_What you are asked to do_
Return the material below in full and exactly.

## BEGIN Dataset records

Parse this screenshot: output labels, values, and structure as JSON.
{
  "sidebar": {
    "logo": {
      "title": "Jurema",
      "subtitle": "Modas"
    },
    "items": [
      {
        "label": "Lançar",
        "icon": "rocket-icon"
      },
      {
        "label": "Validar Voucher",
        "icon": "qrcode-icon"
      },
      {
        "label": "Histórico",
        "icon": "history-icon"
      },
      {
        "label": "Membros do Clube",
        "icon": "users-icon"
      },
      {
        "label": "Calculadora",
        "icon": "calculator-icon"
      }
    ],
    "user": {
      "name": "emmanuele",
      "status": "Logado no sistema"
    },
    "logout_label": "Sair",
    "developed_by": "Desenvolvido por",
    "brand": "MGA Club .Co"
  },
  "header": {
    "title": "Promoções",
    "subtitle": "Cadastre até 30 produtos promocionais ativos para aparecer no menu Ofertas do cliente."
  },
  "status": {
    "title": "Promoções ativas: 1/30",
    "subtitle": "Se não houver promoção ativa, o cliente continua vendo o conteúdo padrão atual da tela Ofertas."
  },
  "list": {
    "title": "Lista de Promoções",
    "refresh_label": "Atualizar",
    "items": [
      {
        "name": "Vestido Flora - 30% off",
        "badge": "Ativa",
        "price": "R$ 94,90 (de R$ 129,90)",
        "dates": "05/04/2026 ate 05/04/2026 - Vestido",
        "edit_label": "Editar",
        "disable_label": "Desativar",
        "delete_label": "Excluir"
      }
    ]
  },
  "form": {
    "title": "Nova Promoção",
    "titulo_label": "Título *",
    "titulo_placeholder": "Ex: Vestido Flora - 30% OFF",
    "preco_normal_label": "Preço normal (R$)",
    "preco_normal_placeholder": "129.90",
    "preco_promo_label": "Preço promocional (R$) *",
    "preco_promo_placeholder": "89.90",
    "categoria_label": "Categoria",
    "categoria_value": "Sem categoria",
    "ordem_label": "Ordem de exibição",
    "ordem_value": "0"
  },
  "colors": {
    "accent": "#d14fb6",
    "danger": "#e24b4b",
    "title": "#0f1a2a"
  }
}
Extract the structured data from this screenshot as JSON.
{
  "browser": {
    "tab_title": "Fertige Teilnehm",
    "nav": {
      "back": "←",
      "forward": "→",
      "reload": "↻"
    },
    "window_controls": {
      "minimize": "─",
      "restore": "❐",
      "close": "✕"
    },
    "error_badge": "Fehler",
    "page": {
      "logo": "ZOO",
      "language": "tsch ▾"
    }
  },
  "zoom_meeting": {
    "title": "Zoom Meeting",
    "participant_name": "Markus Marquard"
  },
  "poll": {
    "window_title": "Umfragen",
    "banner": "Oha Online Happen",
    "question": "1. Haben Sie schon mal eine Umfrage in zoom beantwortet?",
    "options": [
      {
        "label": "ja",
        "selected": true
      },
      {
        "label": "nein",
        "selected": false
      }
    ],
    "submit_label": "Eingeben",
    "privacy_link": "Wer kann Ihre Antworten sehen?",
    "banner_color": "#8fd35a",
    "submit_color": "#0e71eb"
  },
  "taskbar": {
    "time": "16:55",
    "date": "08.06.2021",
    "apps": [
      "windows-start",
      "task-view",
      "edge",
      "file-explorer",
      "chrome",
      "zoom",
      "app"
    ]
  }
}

## END Dataset records

_Answer to this exercise_
Parse this screenshot: output labels, values, and structure as JSON.
{
  "sidebar": {
    "logo": {
      "title": "Jurema",
      "subtitle": "Modas"
    },
    "items": [
      {
        "label": "Lançar",
        "icon": "rocket-icon"
      },
      {
        "label": "Validar Voucher",
        "icon": "qrcode-icon"
      },
      {
        "label": "Histórico",
        "icon": "history-icon"
      },
      {
        "label": "Membros do Clube",
        "icon": "users-icon"
      },
      {
        "label": "Calculadora",
        "icon": "calculator-icon"
      }
    ],
    "user": {
      "name": "emmanuele",
      "status": "Logado no sistema"
    },
    "logout_label": "Sair",
    "developed_by": "Desenvolvido por",
    "brand": "MGA Club .Co"
  },
  "header": {
    "title": "Promoções",
    "subtitle": "Cadastre até 30 produtos promocionais ativos para aparecer no menu Ofertas do cliente."
  },
  "status": {
    "title": "Promoções ativas: 1/30",
    "subtitle": "Se não houver promoção ativa, o cliente continua vendo o conteúdo padrão atual da tela Ofertas."
  },
  "list": {
    "title": "Lista de Promoções",
    "refresh_label": "Atualizar",
    "items": [
      {
        "name": "Vestido Flora - 30% off",
        "badge": "Ativa",
        "price": "R$ 94,90 (de R$ 129,90)",
        "dates": "05/04/2026 ate 05/04/2026 - Vestido",
        "edit_label": "Editar",
        "disable_label": "Desativar",
        "delete_label": "Excluir"
      }
    ]
  },
  "form": {
    "title": "Nova Promoção",
    "titulo_label": "Título *",
    "titulo_placeholder": "Ex: Vestido Flora - 30% OFF",
    "preco_normal_label": "Preço normal (R$)",
    "preco_normal_placeholder": "129.90",
    "preco_promo_label": "Preço promocional (R$) *",
    "preco_promo_placeholder": "89.90",
    "categoria_label": "Categoria",
    "categoria_value": "Sem categoria",
    "ordem_label": "Ordem de exibição",
    "ordem_value": "0"
  },
  "colors": {
    "accent": "#d14fb6",
    "danger": "#e24b4b",
    "title": "#0f1a2a"
  }
}
Extract the structured data from this screenshot as JSON.
{
  "browser": {
    "tab_title": "Fertige Teilnehm",
    "nav": {
      "back": "←",
      "forward": "→",
      "reload": "↻"
    },
    "window_controls": {
      "minimize": "─",
      "restore": "❐",
      "close": "✕"
    },
    "error_badge": "Fehler",
    "page": {
      "logo": "ZOO",
      "language": "tsch ▾"
    }
  },
  "zoom_meeting": {
    "title": "Zoom Meeting",
    "participant_name": "Markus Marquard"
  },
  "poll": {
    "window_title": "Umfragen",
    "banner": "Oha Online Happen",
    "question": "1. Haben Sie schon mal eine Umfrage in zoom beantwortet?",
    "options": [
      {
        "label": "ja",
        "selected": true
      },
      {
        "label": "nein",
        "selected": false
      }
    ],
    "submit_label": "Eingeben",
    "privacy_link": "Wer kann Ihre Antworten sehen?",
    "banner_color": "#8fd35a",
    "submit_color": "#0e71eb"
  },
  "taskbar": {
    "time": "16:55",
    "date": "08.06.2021",
    "apps": [
      "windows-start",
      "task-view",
      "edge",
      "file-explorer",
      "chrome",
      "zoom",
      "app"
    ]
  }
}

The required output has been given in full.